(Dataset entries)

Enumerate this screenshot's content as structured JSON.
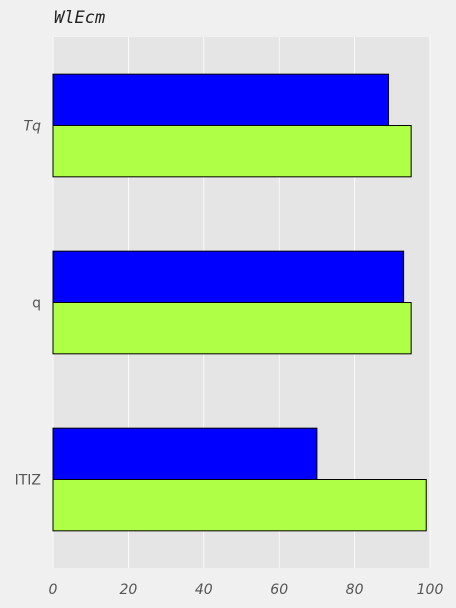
{
  "chart_data": {
    "type": "bar",
    "orientation": "horizontal",
    "title": "WlEcm",
    "categories": [
      "Tq",
      "q",
      "ITIZ"
    ],
    "series": [
      {
        "color": "#0000ff",
        "values": [
          89,
          93,
          70
        ]
      },
      {
        "color": "#b0ff47",
        "values": [
          95,
          95,
          99
        ]
      }
    ],
    "xticks": [
      "0",
      "20",
      "40",
      "60",
      "80",
      "100"
    ],
    "xlim": [
      0,
      100
    ],
    "grid": true,
    "legend": "none",
    "plot_background": "#e5e5e5",
    "page_background": "#f0f0f0"
  }
}
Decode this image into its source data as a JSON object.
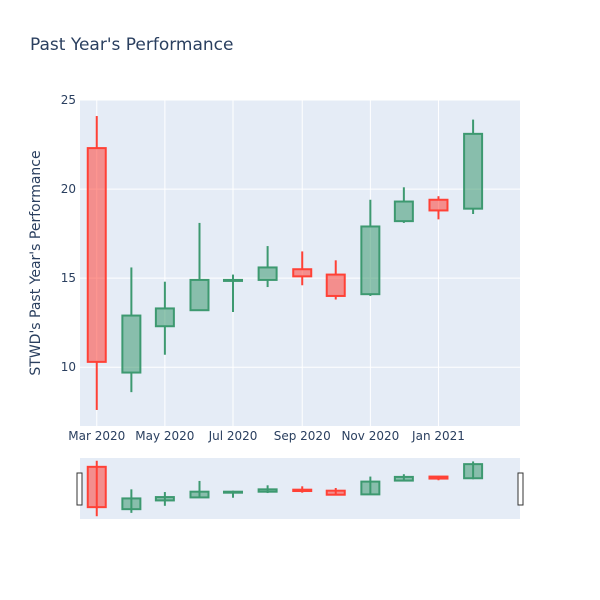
{
  "chart_data": {
    "type": "candlestick",
    "title": "Past Year's Performance",
    "ylabel": "STWD's Past Year's Performance",
    "xlabel": "",
    "ylim": [
      6.7,
      25
    ],
    "yticks": [
      10,
      15,
      20,
      25
    ],
    "xticks": [
      "Mar 2020",
      "May 2020",
      "Jul 2020",
      "Sep 2020",
      "Nov 2020",
      "Jan 2021"
    ],
    "xtick_dates": [
      "2020-03-01",
      "2020-05-01",
      "2020-07-01",
      "2020-09-01",
      "2020-11-01",
      "2021-01-01"
    ],
    "xlim": [
      "2020-02-15",
      "2021-03-15"
    ],
    "increasing_color": "#3D9970",
    "decreasing_color": "#FF4136",
    "grid": true,
    "rangeslider": true,
    "candles": [
      {
        "date": "2020-03-01",
        "open": 22.3,
        "high": 24.1,
        "low": 7.6,
        "close": 10.3
      },
      {
        "date": "2020-04-01",
        "open": 9.7,
        "high": 15.6,
        "low": 8.6,
        "close": 12.9
      },
      {
        "date": "2020-05-01",
        "open": 12.3,
        "high": 14.8,
        "low": 10.7,
        "close": 13.3
      },
      {
        "date": "2020-06-01",
        "open": 13.2,
        "high": 18.1,
        "low": 13.2,
        "close": 14.9
      },
      {
        "date": "2020-07-01",
        "open": 14.9,
        "high": 15.2,
        "low": 13.1,
        "close": 14.9
      },
      {
        "date": "2020-08-01",
        "open": 14.9,
        "high": 16.8,
        "low": 14.5,
        "close": 15.6
      },
      {
        "date": "2020-09-01",
        "open": 15.5,
        "high": 16.5,
        "low": 14.6,
        "close": 15.1
      },
      {
        "date": "2020-10-01",
        "open": 15.2,
        "high": 16.0,
        "low": 13.8,
        "close": 14.0
      },
      {
        "date": "2020-11-01",
        "open": 14.1,
        "high": 19.4,
        "low": 14.0,
        "close": 17.9
      },
      {
        "date": "2020-12-01",
        "open": 18.2,
        "high": 20.1,
        "low": 18.1,
        "close": 19.3
      },
      {
        "date": "2021-01-01",
        "open": 19.4,
        "high": 19.6,
        "low": 18.3,
        "close": 18.8
      },
      {
        "date": "2021-02-01",
        "open": 18.9,
        "high": 23.9,
        "low": 18.6,
        "close": 23.1
      }
    ]
  }
}
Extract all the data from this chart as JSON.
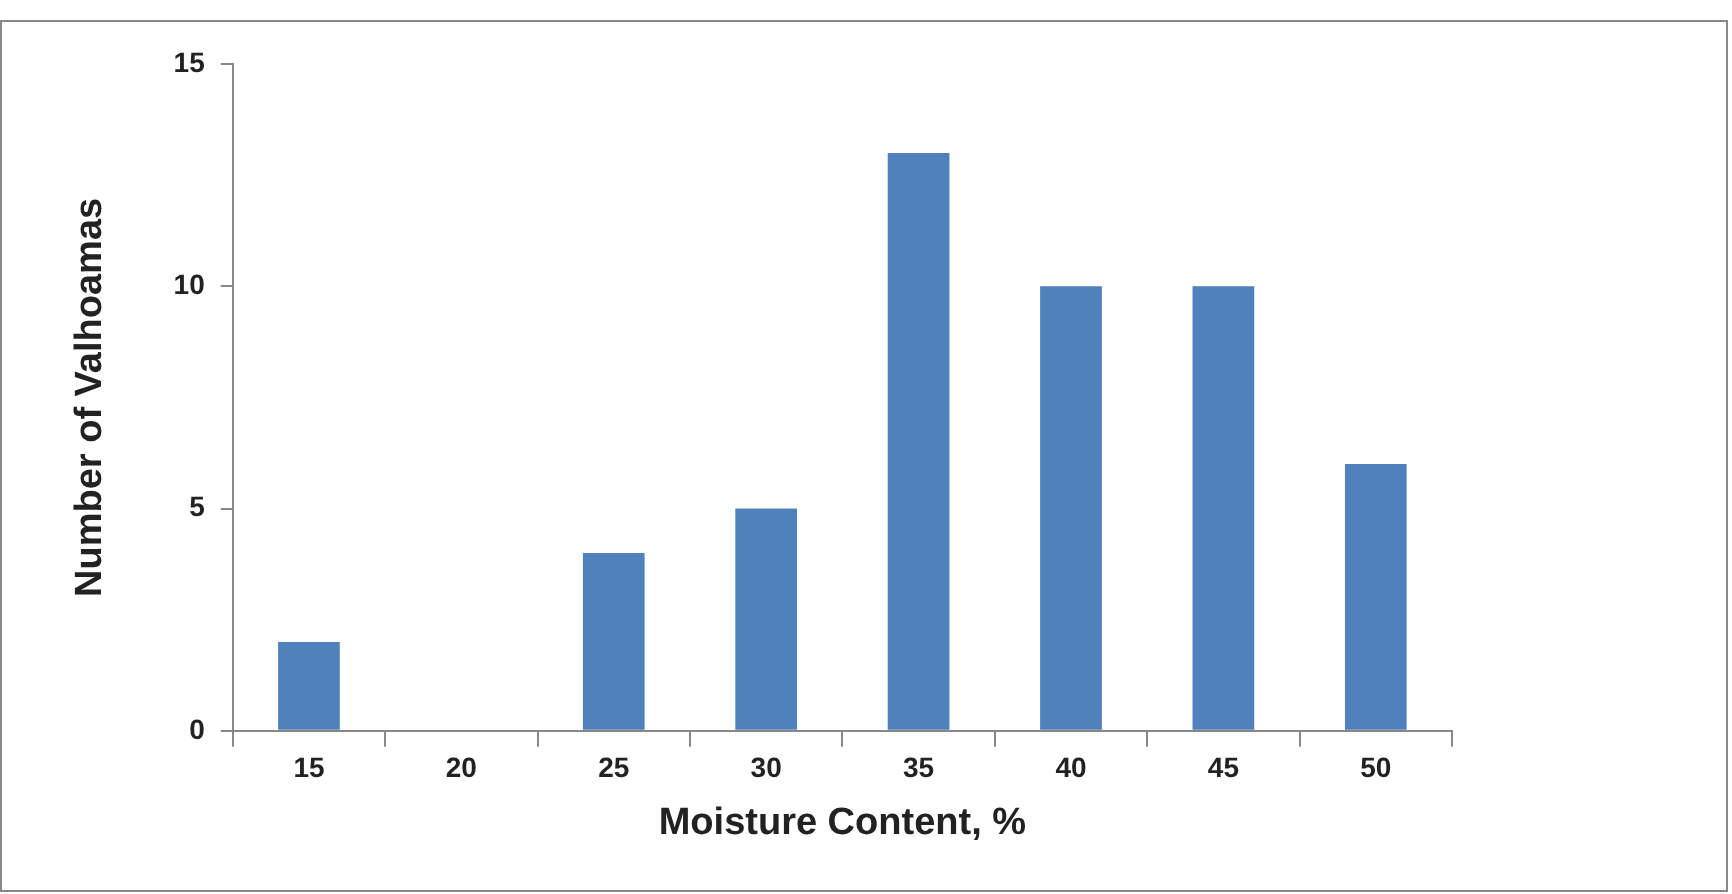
{
  "chart_data": {
    "type": "bar",
    "xlabel": "Moisture Content, %",
    "ylabel": "Number of Valhoamas",
    "categories": [
      "15",
      "20",
      "25",
      "30",
      "35",
      "40",
      "45",
      "50"
    ],
    "values": [
      2,
      0,
      4,
      5,
      13,
      10,
      10,
      6
    ],
    "color": "#4f81bd",
    "ylim": [
      0,
      15
    ],
    "yticks": [
      0,
      5,
      10,
      15
    ],
    "grid": false,
    "legend": false
  }
}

_PROBLEM STATEMENT_:
Count every line above that holds the string "high" and give the total, nothing more.

_TASK ANSWER_:
12